◆ Supplied material
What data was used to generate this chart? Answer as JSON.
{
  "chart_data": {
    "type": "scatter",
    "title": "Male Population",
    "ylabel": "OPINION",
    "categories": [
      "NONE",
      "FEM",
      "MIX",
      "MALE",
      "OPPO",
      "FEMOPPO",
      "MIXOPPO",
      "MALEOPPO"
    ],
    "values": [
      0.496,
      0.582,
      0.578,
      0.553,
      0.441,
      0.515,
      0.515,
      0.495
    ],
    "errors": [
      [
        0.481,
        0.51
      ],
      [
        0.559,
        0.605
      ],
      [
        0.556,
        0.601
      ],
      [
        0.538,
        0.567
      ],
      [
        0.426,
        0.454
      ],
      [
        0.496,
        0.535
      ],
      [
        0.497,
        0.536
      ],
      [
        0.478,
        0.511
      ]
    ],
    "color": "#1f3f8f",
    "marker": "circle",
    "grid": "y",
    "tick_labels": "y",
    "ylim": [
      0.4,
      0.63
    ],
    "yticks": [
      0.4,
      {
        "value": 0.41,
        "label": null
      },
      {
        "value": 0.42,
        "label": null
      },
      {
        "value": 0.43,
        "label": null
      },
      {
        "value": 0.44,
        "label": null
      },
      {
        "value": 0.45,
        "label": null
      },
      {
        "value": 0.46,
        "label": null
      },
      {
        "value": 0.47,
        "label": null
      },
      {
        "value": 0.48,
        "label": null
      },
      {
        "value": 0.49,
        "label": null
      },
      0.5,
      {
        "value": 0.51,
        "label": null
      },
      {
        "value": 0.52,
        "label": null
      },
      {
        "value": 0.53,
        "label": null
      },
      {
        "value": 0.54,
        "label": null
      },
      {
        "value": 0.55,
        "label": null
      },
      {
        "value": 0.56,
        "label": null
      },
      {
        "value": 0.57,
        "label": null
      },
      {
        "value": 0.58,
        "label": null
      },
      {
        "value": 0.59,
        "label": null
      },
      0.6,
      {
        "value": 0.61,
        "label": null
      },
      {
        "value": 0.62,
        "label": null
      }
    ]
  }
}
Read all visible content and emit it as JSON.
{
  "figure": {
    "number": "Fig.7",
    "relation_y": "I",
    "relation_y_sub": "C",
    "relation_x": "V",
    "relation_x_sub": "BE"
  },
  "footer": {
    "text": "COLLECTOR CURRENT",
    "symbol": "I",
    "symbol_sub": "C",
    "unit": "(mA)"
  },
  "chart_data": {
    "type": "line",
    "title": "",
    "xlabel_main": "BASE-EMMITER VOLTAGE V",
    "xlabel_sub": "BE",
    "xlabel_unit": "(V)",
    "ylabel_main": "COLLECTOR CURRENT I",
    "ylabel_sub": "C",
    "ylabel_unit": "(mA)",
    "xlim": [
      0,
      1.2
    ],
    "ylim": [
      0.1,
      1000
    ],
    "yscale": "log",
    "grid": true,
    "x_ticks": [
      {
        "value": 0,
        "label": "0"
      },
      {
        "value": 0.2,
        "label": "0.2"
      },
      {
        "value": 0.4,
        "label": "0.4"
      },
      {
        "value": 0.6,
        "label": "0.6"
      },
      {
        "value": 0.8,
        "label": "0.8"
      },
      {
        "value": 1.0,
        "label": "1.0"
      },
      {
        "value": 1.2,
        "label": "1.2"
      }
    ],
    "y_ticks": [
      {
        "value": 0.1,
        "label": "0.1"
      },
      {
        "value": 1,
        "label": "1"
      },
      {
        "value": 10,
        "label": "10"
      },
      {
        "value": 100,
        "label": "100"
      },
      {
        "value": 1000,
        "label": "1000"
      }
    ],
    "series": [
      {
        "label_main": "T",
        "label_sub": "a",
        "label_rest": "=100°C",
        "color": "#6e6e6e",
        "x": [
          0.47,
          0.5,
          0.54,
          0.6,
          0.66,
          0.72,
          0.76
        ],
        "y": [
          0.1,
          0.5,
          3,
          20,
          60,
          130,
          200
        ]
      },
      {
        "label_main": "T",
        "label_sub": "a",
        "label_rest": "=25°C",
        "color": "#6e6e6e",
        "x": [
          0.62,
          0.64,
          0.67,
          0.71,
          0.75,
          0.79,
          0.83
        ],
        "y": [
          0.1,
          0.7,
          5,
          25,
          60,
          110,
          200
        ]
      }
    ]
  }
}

◆ What is expected
Write out the entries above word for word.

◆ Correct answer
What data was used to generate this chart? Answer as JSON.
{
  "chart_data": {
    "type": "scatter",
    "title": "Male Population",
    "ylabel": "OPINION",
    "categories": [
      "NONE",
      "FEM",
      "MIX",
      "MALE",
      "OPPO",
      "FEMOPPO",
      "MIXOPPO",
      "MALEOPPO"
    ],
    "values": [
      0.496,
      0.582,
      0.578,
      0.553,
      0.441,
      0.515,
      0.515,
      0.495
    ],
    "errors": [
      [
        0.481,
        0.51
      ],
      [
        0.559,
        0.605
      ],
      [
        0.556,
        0.601
      ],
      [
        0.538,
        0.567
      ],
      [
        0.426,
        0.454
      ],
      [
        0.496,
        0.535
      ],
      [
        0.497,
        0.536
      ],
      [
        0.478,
        0.511
      ]
    ],
    "color": "#1f3f8f",
    "marker": "circle",
    "grid": "y",
    "tick_labels": "y",
    "ylim": [
      0.4,
      0.63
    ],
    "yticks": [
      0.4,
      {
        "value": 0.41,
        "label": null
      },
      {
        "value": 0.42,
        "label": null
      },
      {
        "value": 0.43,
        "label": null
      },
      {
        "value": 0.44,
        "label": null
      },
      {
        "value": 0.45,
        "label": null
      },
      {
        "value": 0.46,
        "label": null
      },
      {
        "value": 0.47,
        "label": null
      },
      {
        "value": 0.48,
        "label": null
      },
      {
        "value": 0.49,
        "label": null
      },
      0.5,
      {
        "value": 0.51,
        "label": null
      },
      {
        "value": 0.52,
        "label": null
      },
      {
        "value": 0.53,
        "label": null
      },
      {
        "value": 0.54,
        "label": null
      },
      {
        "value": 0.55,
        "label": null
      },
      {
        "value": 0.56,
        "label": null
      },
      {
        "value": 0.57,
        "label": null
      },
      {
        "value": 0.58,
        "label": null
      },
      {
        "value": 0.59,
        "label": null
      },
      0.6,
      {
        "value": 0.61,
        "label": null
      },
      {
        "value": 0.62,
        "label": null
      }
    ]
  }
}
Read all visible content and emit it as JSON.
{
  "figure": {
    "number": "Fig.7",
    "relation_y": "I",
    "relation_y_sub": "C",
    "relation_x": "V",
    "relation_x_sub": "BE"
  },
  "footer": {
    "text": "COLLECTOR CURRENT",
    "symbol": "I",
    "symbol_sub": "C",
    "unit": "(mA)"
  },
  "chart_data": {
    "type": "line",
    "title": "",
    "xlabel_main": "BASE-EMMITER VOLTAGE V",
    "xlabel_sub": "BE",
    "xlabel_unit": "(V)",
    "ylabel_main": "COLLECTOR CURRENT I",
    "ylabel_sub": "C",
    "ylabel_unit": "(mA)",
    "xlim": [
      0,
      1.2
    ],
    "ylim": [
      0.1,
      1000
    ],
    "yscale": "log",
    "grid": true,
    "x_ticks": [
      {
        "value": 0,
        "label": "0"
      },
      {
        "value": 0.2,
        "label": "0.2"
      },
      {
        "value": 0.4,
        "label": "0.4"
      },
      {
        "value": 0.6,
        "label": "0.6"
      },
      {
        "value": 0.8,
        "label": "0.8"
      },
      {
        "value": 1.0,
        "label": "1.0"
      },
      {
        "value": 1.2,
        "label": "1.2"
      }
    ],
    "y_ticks": [
      {
        "value": 0.1,
        "label": "0.1"
      },
      {
        "value": 1,
        "label": "1"
      },
      {
        "value": 10,
        "label": "10"
      },
      {
        "value": 100,
        "label": "100"
      },
      {
        "value": 1000,
        "label": "1000"
      }
    ],
    "series": [
      {
        "label_main": "T",
        "label_sub": "a",
        "label_rest": "=100°C",
        "color": "#6e6e6e",
        "x": [
          0.47,
          0.5,
          0.54,
          0.6,
          0.66,
          0.72,
          0.76
        ],
        "y": [
          0.1,
          0.5,
          3,
          20,
          60,
          130,
          200
        ]
      },
      {
        "label_main": "T",
        "label_sub": "a",
        "label_rest": "=25°C",
        "color": "#6e6e6e",
        "x": [
          0.62,
          0.64,
          0.67,
          0.71,
          0.75,
          0.79,
          0.83
        ],
        "y": [
          0.1,
          0.7,
          5,
          25,
          60,
          110,
          200
        ]
      }
    ]
  }
}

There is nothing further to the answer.